- Stated goal -
Locate the word "Australian" in the entries below, then gather every line that holds it.

- The input -
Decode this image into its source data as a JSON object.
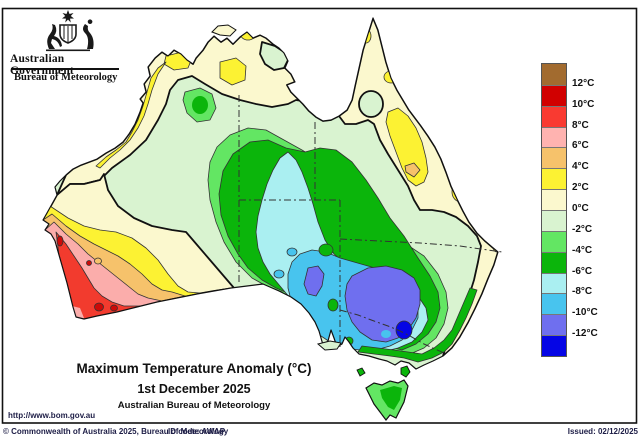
{
  "header": {
    "gov_title": "Australian Government",
    "agency": "Bureau of Meteorology"
  },
  "map": {
    "title": "Maximum Temperature Anomaly (°C)",
    "date": "1st December 2025",
    "source": "Australian Bureau of Meteorology"
  },
  "legend": {
    "unit": "°C",
    "labels": [
      "12°C",
      "10°C",
      "8°C",
      "6°C",
      "4°C",
      "2°C",
      "0°C",
      "-2°C",
      "-4°C",
      "-6°C",
      "-8°C",
      "-10°C",
      "-12°C"
    ],
    "colors": [
      "#A26B2F",
      "#D10000",
      "#F93A31",
      "#FFB3B0",
      "#F6C26B",
      "#FCF233",
      "#FBF8CE",
      "#D9F3D0",
      "#63E663",
      "#0BB50B",
      "#AAEFF1",
      "#48C4EE",
      "#6F6FEF",
      "#0505E5"
    ]
  },
  "colors": {
    "cream": "#FBF8CE",
    "mint": "#D9F3D0",
    "ltgreen": "#63E663",
    "green": "#0BB50B",
    "ltcyan": "#AAEFF1",
    "cyan": "#48C4EE",
    "peri": "#6F6FEF",
    "dkblue": "#0505E5",
    "yellow": "#FCF233",
    "orange": "#F6C26B",
    "pink": "#FBADAB",
    "red": "#F23B2E",
    "dkred": "#CC0A08",
    "brown": "#A26B2F",
    "accent_text": "#1d1d46"
  },
  "footer": {
    "url": "http://www.bom.gov.au",
    "copyright": "© Commonwealth of Australia 2025, Bureau of Meteorology",
    "id_code": "ID code: AWAP",
    "issued": "Issued: 02/12/2025"
  }
}
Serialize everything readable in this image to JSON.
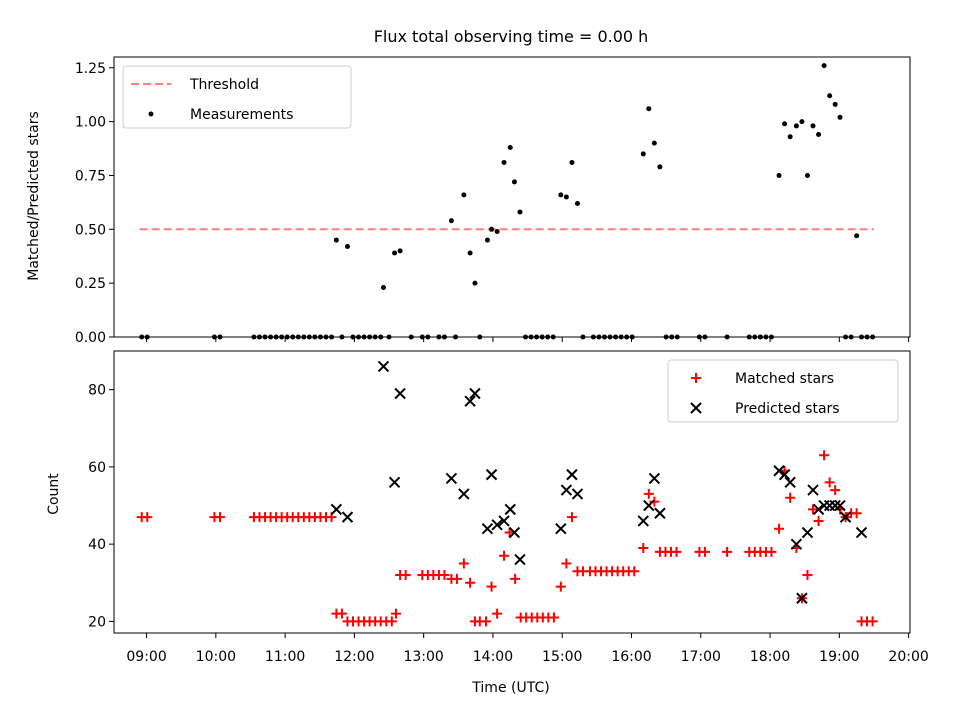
{
  "figure": {
    "title": "Flux total observing time = 0.00 h",
    "xlabel": "Time (UTC)"
  },
  "chart_data": [
    {
      "type": "scatter",
      "panel": "top",
      "ylabel": "Matched/Predicted stars",
      "ylim": [
        0,
        1.3
      ],
      "yticks": [
        0.0,
        0.25,
        0.5,
        0.75,
        1.0,
        1.25
      ],
      "ytick_labels": [
        "0.00",
        "0.25",
        "0.50",
        "0.75",
        "1.00",
        "1.25"
      ],
      "xlim": [
        8.53,
        20.02
      ],
      "legend_position": "upper-left",
      "legend": [
        "Threshold",
        "Measurements"
      ],
      "threshold": {
        "name": "Threshold",
        "value": 0.5,
        "x_range": [
          8.9,
          19.5
        ],
        "color": "#ff7f7f"
      },
      "series": [
        {
          "name": "Measurements",
          "color": "#000000",
          "x": [
            8.93,
            9.01,
            9.98,
            10.06,
            10.55,
            10.63,
            10.71,
            10.79,
            10.87,
            10.95,
            11.03,
            11.11,
            11.19,
            11.27,
            11.35,
            11.43,
            11.51,
            11.59,
            11.67,
            11.74,
            11.82,
            11.9,
            11.98,
            12.06,
            12.14,
            12.22,
            12.3,
            12.38,
            12.42,
            12.5,
            12.58,
            12.66,
            12.82,
            12.98,
            13.06,
            13.22,
            13.3,
            13.4,
            13.46,
            13.58,
            13.67,
            13.74,
            13.81,
            13.92,
            13.98,
            14.06,
            14.16,
            14.25,
            14.31,
            14.39,
            14.47,
            14.55,
            14.63,
            14.71,
            14.79,
            14.87,
            14.98,
            15.06,
            15.14,
            15.22,
            15.3,
            15.45,
            15.53,
            15.61,
            15.69,
            15.77,
            15.85,
            15.93,
            16.01,
            16.17,
            16.25,
            16.33,
            16.41,
            16.5,
            16.58,
            16.66,
            16.98,
            17.06,
            17.38,
            17.7,
            17.78,
            17.86,
            17.94,
            18.02,
            18.13,
            18.21,
            18.29,
            18.38,
            18.46,
            18.54,
            18.62,
            18.7,
            18.78,
            18.86,
            18.94,
            19.01,
            19.09,
            19.17,
            19.25,
            19.32,
            19.4,
            19.48
          ],
          "y": [
            0,
            0,
            0,
            0,
            0,
            0,
            0,
            0,
            0,
            0,
            0,
            0,
            0,
            0,
            0,
            0,
            0,
            0,
            0,
            0.45,
            0,
            0.42,
            0,
            0,
            0,
            0,
            0,
            0,
            0.23,
            0,
            0.39,
            0.4,
            0,
            0,
            0,
            0,
            0,
            0.54,
            0,
            0.66,
            0.39,
            0.25,
            0,
            0.45,
            0.5,
            0.49,
            0.81,
            0.88,
            0.72,
            0.58,
            0,
            0,
            0,
            0,
            0,
            0,
            0.66,
            0.65,
            0.81,
            0.62,
            0,
            0,
            0,
            0,
            0,
            0,
            0,
            0,
            0,
            0.85,
            1.06,
            0.9,
            0.79,
            0,
            0,
            0,
            0,
            0,
            0,
            0,
            0,
            0,
            0,
            0,
            0.75,
            0.99,
            0.93,
            0.98,
            1.0,
            0.75,
            0.98,
            0.94,
            1.26,
            1.12,
            1.08,
            1.02,
            0,
            0,
            0.47,
            0,
            0,
            0
          ]
        }
      ]
    },
    {
      "type": "scatter",
      "panel": "bottom",
      "ylabel": "Count",
      "ylim": [
        17,
        90
      ],
      "yticks": [
        20,
        40,
        60,
        80
      ],
      "ytick_labels": [
        "20",
        "40",
        "60",
        "80"
      ],
      "xlim": [
        8.53,
        20.02
      ],
      "xticks": [
        9,
        10,
        11,
        12,
        13,
        14,
        15,
        16,
        17,
        18,
        19,
        20
      ],
      "xtick_labels": [
        "09:00",
        "10:00",
        "11:00",
        "12:00",
        "13:00",
        "14:00",
        "15:00",
        "16:00",
        "17:00",
        "18:00",
        "19:00",
        "20:00"
      ],
      "legend_position": "upper-right",
      "legend": [
        "Matched stars",
        "Predicted stars"
      ],
      "series": [
        {
          "name": "Matched stars",
          "marker": "+",
          "color": "#ff0000",
          "x": [
            8.93,
            9.01,
            9.98,
            10.06,
            10.55,
            10.63,
            10.71,
            10.79,
            10.87,
            10.95,
            11.03,
            11.11,
            11.19,
            11.27,
            11.35,
            11.43,
            11.51,
            11.59,
            11.67,
            11.74,
            11.82,
            11.9,
            11.98,
            12.06,
            12.14,
            12.22,
            12.3,
            12.38,
            12.46,
            12.54,
            12.6,
            12.66,
            12.74,
            12.98,
            13.06,
            13.14,
            13.22,
            13.3,
            13.4,
            13.48,
            13.58,
            13.67,
            13.74,
            13.81,
            13.9,
            13.98,
            14.06,
            14.16,
            14.24,
            14.32,
            14.4,
            14.48,
            14.56,
            14.64,
            14.72,
            14.8,
            14.88,
            14.98,
            15.06,
            15.14,
            15.22,
            15.3,
            15.4,
            15.48,
            15.56,
            15.64,
            15.72,
            15.8,
            15.88,
            15.96,
            16.04,
            16.17,
            16.25,
            16.33,
            16.41,
            16.49,
            16.57,
            16.65,
            16.98,
            17.06,
            17.38,
            17.7,
            17.78,
            17.86,
            17.94,
            18.02,
            18.13,
            18.21,
            18.29,
            18.38,
            18.46,
            18.54,
            18.62,
            18.7,
            18.78,
            18.86,
            18.94,
            19.01,
            19.09,
            19.17,
            19.25,
            19.32,
            19.4,
            19.48
          ],
          "y": [
            47,
            47,
            47,
            47,
            47,
            47,
            47,
            47,
            47,
            47,
            47,
            47,
            47,
            47,
            47,
            47,
            47,
            47,
            47,
            22,
            22,
            20,
            20,
            20,
            20,
            20,
            20,
            20,
            20,
            20,
            22,
            32,
            32,
            32,
            32,
            32,
            32,
            32,
            31,
            31,
            35,
            30,
            20,
            20,
            20,
            29,
            22,
            37,
            43,
            31,
            21,
            21,
            21,
            21,
            21,
            21,
            21,
            29,
            35,
            47,
            33,
            33,
            33,
            33,
            33,
            33,
            33,
            33,
            33,
            33,
            33,
            39,
            53,
            51,
            38,
            38,
            38,
            38,
            38,
            38,
            38,
            38,
            38,
            38,
            38,
            38,
            44,
            59,
            52,
            39,
            26,
            32,
            49,
            46,
            63,
            56,
            54,
            49,
            47,
            48,
            48,
            20,
            20,
            20
          ]
        },
        {
          "name": "Predicted stars",
          "marker": "x",
          "color": "#000000",
          "x": [
            11.74,
            11.9,
            12.42,
            12.58,
            12.66,
            13.4,
            13.58,
            13.67,
            13.74,
            13.92,
            13.98,
            14.06,
            14.16,
            14.25,
            14.31,
            14.39,
            14.98,
            15.06,
            15.14,
            15.22,
            16.17,
            16.25,
            16.33,
            16.41,
            18.13,
            18.21,
            18.29,
            18.38,
            18.46,
            18.54,
            18.62,
            18.7,
            18.78,
            18.86,
            18.94,
            19.01,
            19.09,
            19.32
          ],
          "y": [
            49,
            47,
            86,
            56,
            79,
            57,
            53,
            77,
            79,
            44,
            58,
            45,
            46,
            49,
            43,
            36,
            44,
            54,
            58,
            53,
            46,
            50,
            57,
            48,
            59,
            58,
            56,
            40,
            26,
            43,
            54,
            49,
            50,
            50,
            50,
            50,
            47,
            43
          ]
        }
      ]
    }
  ]
}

- Exercise solution -
    "gov_title": "Australian Government",
    "source": "Australian Bureau of Meteorology"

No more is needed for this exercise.